Data items:
——

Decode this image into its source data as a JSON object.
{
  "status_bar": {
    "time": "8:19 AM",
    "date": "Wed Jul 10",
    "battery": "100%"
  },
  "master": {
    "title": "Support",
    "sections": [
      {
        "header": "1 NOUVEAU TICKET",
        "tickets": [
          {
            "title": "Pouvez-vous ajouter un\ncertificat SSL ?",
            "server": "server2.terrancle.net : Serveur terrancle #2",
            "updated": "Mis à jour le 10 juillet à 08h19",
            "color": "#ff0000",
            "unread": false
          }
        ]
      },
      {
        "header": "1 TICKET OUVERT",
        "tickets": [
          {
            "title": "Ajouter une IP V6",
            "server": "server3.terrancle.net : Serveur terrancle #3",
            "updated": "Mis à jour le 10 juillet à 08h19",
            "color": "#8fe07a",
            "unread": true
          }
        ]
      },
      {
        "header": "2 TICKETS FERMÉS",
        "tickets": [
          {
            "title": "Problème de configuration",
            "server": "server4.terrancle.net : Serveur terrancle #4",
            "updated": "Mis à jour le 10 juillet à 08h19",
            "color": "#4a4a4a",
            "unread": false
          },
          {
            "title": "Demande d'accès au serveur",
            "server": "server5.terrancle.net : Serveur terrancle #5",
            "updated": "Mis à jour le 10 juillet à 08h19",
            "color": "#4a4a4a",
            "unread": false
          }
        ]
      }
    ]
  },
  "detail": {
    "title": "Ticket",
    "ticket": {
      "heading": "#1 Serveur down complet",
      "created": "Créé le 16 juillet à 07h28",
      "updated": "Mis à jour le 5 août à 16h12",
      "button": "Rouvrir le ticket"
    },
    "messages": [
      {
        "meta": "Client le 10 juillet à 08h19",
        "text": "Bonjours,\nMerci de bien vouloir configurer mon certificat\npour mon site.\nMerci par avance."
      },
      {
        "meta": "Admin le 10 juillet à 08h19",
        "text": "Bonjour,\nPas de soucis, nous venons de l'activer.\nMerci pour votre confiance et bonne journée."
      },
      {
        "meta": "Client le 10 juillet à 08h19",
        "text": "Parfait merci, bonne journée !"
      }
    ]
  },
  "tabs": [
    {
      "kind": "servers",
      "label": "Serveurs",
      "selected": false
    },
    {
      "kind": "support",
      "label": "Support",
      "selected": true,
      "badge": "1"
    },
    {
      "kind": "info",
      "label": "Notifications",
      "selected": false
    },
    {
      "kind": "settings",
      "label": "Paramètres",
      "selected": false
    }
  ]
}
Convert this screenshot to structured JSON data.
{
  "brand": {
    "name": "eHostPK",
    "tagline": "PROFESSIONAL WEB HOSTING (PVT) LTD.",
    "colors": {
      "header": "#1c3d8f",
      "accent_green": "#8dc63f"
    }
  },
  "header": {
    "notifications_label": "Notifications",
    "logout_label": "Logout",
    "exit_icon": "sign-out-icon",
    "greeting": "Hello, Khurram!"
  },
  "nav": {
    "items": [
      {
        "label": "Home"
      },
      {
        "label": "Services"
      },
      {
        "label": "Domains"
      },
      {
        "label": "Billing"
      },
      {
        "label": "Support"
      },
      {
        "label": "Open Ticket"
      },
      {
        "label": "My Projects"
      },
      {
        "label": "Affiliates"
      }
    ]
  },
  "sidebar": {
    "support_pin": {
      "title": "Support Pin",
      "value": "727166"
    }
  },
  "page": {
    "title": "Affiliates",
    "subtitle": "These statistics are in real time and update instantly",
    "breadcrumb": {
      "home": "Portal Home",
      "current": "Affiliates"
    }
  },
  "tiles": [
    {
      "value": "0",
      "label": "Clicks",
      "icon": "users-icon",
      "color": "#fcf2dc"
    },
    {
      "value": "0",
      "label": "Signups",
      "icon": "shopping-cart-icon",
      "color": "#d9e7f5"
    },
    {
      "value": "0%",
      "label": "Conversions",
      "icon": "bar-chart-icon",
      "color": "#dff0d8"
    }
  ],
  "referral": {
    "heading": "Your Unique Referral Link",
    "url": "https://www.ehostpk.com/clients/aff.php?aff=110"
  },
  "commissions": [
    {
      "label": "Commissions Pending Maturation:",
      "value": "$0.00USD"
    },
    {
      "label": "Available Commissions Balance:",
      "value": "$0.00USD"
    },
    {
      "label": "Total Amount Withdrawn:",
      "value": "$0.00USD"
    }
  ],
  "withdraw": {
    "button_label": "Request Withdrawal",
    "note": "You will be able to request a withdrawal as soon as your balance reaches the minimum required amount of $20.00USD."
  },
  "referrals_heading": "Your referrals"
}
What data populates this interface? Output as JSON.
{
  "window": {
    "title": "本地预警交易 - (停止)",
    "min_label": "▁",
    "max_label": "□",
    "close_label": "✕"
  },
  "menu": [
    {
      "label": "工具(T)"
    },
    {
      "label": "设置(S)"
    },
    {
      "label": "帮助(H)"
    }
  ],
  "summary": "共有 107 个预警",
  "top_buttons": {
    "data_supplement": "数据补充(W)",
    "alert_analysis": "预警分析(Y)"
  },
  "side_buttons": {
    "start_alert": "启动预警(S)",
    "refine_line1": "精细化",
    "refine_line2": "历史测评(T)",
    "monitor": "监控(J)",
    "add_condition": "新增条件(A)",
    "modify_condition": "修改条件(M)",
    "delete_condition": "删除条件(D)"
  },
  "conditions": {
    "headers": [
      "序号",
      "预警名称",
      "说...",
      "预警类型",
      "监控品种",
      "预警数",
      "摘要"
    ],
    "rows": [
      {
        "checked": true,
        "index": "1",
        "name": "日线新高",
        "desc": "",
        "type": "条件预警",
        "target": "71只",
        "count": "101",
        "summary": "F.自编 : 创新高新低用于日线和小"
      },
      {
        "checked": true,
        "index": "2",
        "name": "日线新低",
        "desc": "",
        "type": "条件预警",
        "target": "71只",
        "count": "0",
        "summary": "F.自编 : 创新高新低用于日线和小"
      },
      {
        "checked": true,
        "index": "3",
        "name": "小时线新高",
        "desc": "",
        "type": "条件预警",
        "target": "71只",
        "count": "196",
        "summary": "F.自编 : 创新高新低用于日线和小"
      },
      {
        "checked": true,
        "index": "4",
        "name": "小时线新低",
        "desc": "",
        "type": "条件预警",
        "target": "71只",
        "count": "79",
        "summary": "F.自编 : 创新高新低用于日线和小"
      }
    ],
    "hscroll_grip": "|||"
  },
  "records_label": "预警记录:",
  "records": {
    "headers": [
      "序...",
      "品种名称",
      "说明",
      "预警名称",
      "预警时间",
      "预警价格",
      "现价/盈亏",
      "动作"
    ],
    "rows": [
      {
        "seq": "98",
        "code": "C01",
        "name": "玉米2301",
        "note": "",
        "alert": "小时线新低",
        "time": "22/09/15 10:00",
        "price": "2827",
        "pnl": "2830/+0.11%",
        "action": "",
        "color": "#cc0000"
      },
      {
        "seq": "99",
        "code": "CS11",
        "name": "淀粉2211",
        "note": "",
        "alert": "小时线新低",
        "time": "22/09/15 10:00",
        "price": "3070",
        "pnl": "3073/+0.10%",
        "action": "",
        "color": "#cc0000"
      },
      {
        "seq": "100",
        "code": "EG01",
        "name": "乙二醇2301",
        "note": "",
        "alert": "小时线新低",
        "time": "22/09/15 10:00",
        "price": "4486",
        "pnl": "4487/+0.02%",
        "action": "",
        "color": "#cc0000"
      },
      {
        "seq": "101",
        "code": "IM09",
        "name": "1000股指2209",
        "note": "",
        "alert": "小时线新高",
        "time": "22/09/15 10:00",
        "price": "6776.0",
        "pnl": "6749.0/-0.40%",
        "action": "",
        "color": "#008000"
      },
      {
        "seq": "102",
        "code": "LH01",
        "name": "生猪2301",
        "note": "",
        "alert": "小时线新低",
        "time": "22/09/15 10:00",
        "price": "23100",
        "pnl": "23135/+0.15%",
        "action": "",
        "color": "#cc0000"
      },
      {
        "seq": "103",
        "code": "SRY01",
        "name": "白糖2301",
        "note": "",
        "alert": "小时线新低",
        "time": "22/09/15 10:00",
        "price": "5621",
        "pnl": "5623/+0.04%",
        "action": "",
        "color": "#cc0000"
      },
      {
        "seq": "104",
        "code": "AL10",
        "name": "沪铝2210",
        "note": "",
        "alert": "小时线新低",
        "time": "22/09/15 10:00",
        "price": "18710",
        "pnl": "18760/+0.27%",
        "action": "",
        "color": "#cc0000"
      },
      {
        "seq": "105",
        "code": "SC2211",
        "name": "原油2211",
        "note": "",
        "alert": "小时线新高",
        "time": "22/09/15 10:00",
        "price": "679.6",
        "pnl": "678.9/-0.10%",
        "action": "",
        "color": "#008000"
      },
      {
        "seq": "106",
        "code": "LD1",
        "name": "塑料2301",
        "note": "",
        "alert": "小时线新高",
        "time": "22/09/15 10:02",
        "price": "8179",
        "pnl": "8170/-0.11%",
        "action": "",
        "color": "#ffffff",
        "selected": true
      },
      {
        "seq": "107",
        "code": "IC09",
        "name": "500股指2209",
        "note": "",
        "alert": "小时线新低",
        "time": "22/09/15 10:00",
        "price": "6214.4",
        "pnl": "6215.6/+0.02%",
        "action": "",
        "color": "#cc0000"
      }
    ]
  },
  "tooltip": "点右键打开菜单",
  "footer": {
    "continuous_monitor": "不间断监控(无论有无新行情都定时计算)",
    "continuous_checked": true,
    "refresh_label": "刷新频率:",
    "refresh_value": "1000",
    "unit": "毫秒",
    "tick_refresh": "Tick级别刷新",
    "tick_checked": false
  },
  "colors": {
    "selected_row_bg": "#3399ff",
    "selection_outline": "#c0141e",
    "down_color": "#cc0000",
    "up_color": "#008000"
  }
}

——

(What you should do):
Search the records for the word "this" and copy every line where it occurs.

(Task solution):
Decode this image into its source data as a JSON object.
Convert this screenshot to structured JSON data.
What data populates this interface? Output as JSON.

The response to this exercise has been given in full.